_YOUR GOAL_
The data below must be copied in full and without any change.

(Saved entries)
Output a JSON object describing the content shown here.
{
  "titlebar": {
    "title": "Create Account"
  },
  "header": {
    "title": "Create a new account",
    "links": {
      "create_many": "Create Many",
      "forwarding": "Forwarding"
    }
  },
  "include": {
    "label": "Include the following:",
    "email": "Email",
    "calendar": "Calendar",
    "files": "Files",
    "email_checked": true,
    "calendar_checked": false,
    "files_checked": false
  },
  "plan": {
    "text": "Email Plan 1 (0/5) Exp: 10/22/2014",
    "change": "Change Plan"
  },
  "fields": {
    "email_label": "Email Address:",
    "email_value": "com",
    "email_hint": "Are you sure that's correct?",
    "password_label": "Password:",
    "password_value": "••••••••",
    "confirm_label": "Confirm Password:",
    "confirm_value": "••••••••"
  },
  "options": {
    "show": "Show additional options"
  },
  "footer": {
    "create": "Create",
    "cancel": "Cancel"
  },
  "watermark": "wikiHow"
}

_SOLUTION TO THIS EXERCISE_
Output a JSON object describing the content shown here.
{
  "titlebar": {
    "title": "Create Account"
  },
  "header": {
    "title": "Create a new account",
    "links": {
      "create_many": "Create Many",
      "forwarding": "Forwarding"
    }
  },
  "include": {
    "label": "Include the following:",
    "email": "Email",
    "calendar": "Calendar",
    "files": "Files",
    "email_checked": true,
    "calendar_checked": false,
    "files_checked": false
  },
  "plan": {
    "text": "Email Plan 1 (0/5) Exp: 10/22/2014",
    "change": "Change Plan"
  },
  "fields": {
    "email_label": "Email Address:",
    "email_value": "com",
    "email_hint": "Are you sure that's correct?",
    "password_label": "Password:",
    "password_value": "••••••••",
    "confirm_label": "Confirm Password:",
    "confirm_value": "••••••••"
  },
  "options": {
    "show": "Show additional options"
  },
  "footer": {
    "create": "Create",
    "cancel": "Cancel"
  },
  "watermark": "wikiHow"
}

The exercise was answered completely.